## WHAT IS ASKED
Reproduce each of the lines word for word.

Dataset entries on figures:
┄┄┄┄┄┄┄┄┄┄

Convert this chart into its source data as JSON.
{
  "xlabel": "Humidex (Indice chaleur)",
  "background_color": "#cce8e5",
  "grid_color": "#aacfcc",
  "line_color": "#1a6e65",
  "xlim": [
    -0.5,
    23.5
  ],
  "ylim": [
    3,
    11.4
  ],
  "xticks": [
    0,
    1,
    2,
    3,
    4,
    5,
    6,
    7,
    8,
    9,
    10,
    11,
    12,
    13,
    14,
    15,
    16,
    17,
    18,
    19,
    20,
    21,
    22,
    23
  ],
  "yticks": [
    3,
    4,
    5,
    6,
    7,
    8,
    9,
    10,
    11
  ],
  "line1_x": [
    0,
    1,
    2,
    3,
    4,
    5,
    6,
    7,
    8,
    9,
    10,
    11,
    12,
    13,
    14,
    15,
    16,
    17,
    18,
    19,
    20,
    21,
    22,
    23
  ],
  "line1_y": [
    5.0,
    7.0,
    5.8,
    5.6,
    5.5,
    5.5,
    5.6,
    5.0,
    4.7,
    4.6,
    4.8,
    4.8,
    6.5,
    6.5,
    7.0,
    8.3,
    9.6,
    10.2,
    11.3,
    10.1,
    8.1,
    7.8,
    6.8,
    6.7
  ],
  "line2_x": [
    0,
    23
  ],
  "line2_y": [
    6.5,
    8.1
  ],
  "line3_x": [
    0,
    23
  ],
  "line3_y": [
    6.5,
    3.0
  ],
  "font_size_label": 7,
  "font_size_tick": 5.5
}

┄┄┄┄┄┄┄┄┄┄

## TASK RESULT
Convert this chart into its source data as JSON.
{
  "xlabel": "Humidex (Indice chaleur)",
  "background_color": "#cce8e5",
  "grid_color": "#aacfcc",
  "line_color": "#1a6e65",
  "xlim": [
    -0.5,
    23.5
  ],
  "ylim": [
    3,
    11.4
  ],
  "xticks": [
    0,
    1,
    2,
    3,
    4,
    5,
    6,
    7,
    8,
    9,
    10,
    11,
    12,
    13,
    14,
    15,
    16,
    17,
    18,
    19,
    20,
    21,
    22,
    23
  ],
  "yticks": [
    3,
    4,
    5,
    6,
    7,
    8,
    9,
    10,
    11
  ],
  "line1_x": [
    0,
    1,
    2,
    3,
    4,
    5,
    6,
    7,
    8,
    9,
    10,
    11,
    12,
    13,
    14,
    15,
    16,
    17,
    18,
    19,
    20,
    21,
    22,
    23
  ],
  "line1_y": [
    5.0,
    7.0,
    5.8,
    5.6,
    5.5,
    5.5,
    5.6,
    5.0,
    4.7,
    4.6,
    4.8,
    4.8,
    6.5,
    6.5,
    7.0,
    8.3,
    9.6,
    10.2,
    11.3,
    10.1,
    8.1,
    7.8,
    6.8,
    6.7
  ],
  "line2_x": [
    0,
    23
  ],
  "line2_y": [
    6.5,
    8.1
  ],
  "line3_x": [
    0,
    23
  ],
  "line3_y": [
    6.5,
    3.0
  ],
  "font_size_label": 7,
  "font_size_tick": 5.5
}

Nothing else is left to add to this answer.